* Data in this exercise:
━━━━━━━━━━━━━━━━━━━━
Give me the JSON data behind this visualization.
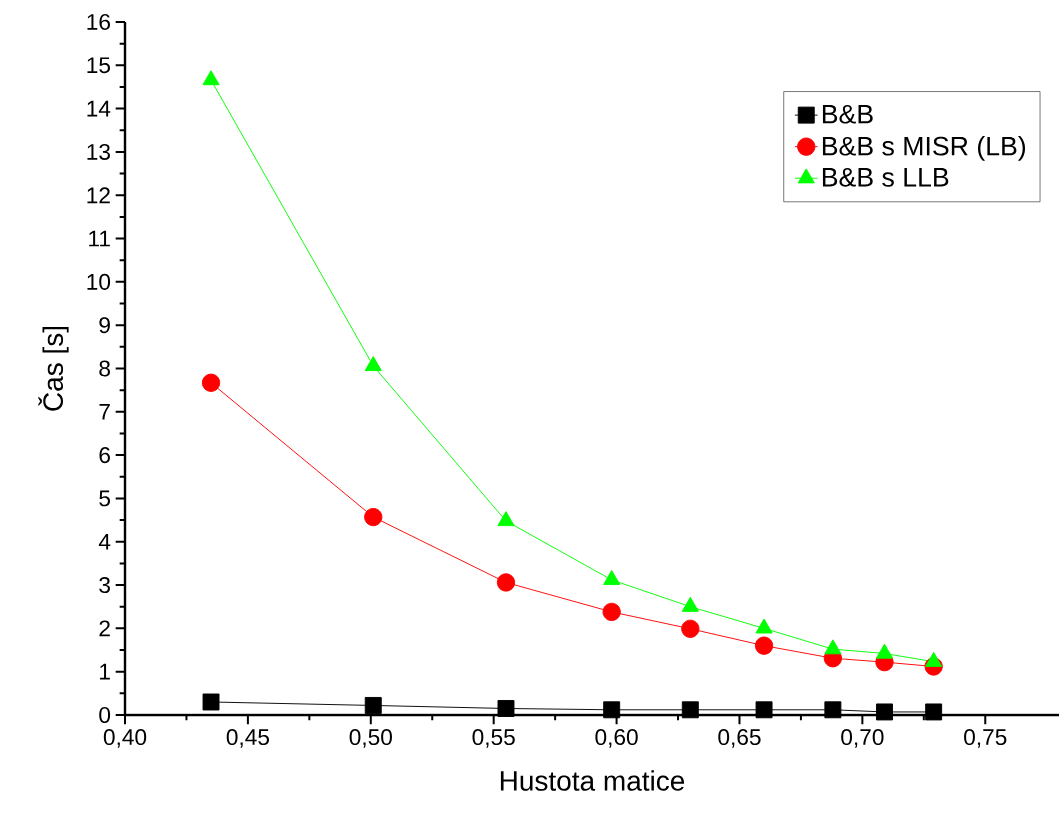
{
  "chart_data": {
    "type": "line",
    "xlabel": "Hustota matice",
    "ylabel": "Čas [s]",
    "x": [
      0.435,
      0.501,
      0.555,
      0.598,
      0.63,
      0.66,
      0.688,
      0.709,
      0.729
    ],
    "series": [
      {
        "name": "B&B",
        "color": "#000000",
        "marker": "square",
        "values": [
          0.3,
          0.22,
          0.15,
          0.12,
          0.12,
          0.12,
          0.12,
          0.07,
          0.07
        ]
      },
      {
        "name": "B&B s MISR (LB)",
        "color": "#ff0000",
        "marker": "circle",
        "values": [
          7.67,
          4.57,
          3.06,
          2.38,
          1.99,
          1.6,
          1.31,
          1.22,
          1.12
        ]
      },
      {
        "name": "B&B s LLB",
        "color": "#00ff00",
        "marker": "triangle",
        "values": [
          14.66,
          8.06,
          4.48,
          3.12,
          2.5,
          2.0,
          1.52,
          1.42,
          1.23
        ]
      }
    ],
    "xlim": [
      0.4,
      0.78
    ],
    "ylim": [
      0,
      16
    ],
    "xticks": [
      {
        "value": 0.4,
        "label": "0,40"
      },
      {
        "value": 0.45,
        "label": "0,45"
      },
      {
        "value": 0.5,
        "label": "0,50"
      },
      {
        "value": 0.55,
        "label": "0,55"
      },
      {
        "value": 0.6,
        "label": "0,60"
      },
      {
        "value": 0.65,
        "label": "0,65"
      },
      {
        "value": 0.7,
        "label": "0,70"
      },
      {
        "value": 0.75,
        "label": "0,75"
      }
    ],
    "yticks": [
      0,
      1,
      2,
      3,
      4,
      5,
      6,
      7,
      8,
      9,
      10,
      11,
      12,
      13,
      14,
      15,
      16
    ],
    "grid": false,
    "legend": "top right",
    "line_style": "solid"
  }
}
━━━━━━━━━━━━━━━━━━━━
Show all lines from the data above in which the word "color" appears.

        "color": "#000000",
        "color": "#ff0000",
        "color": "#00ff00",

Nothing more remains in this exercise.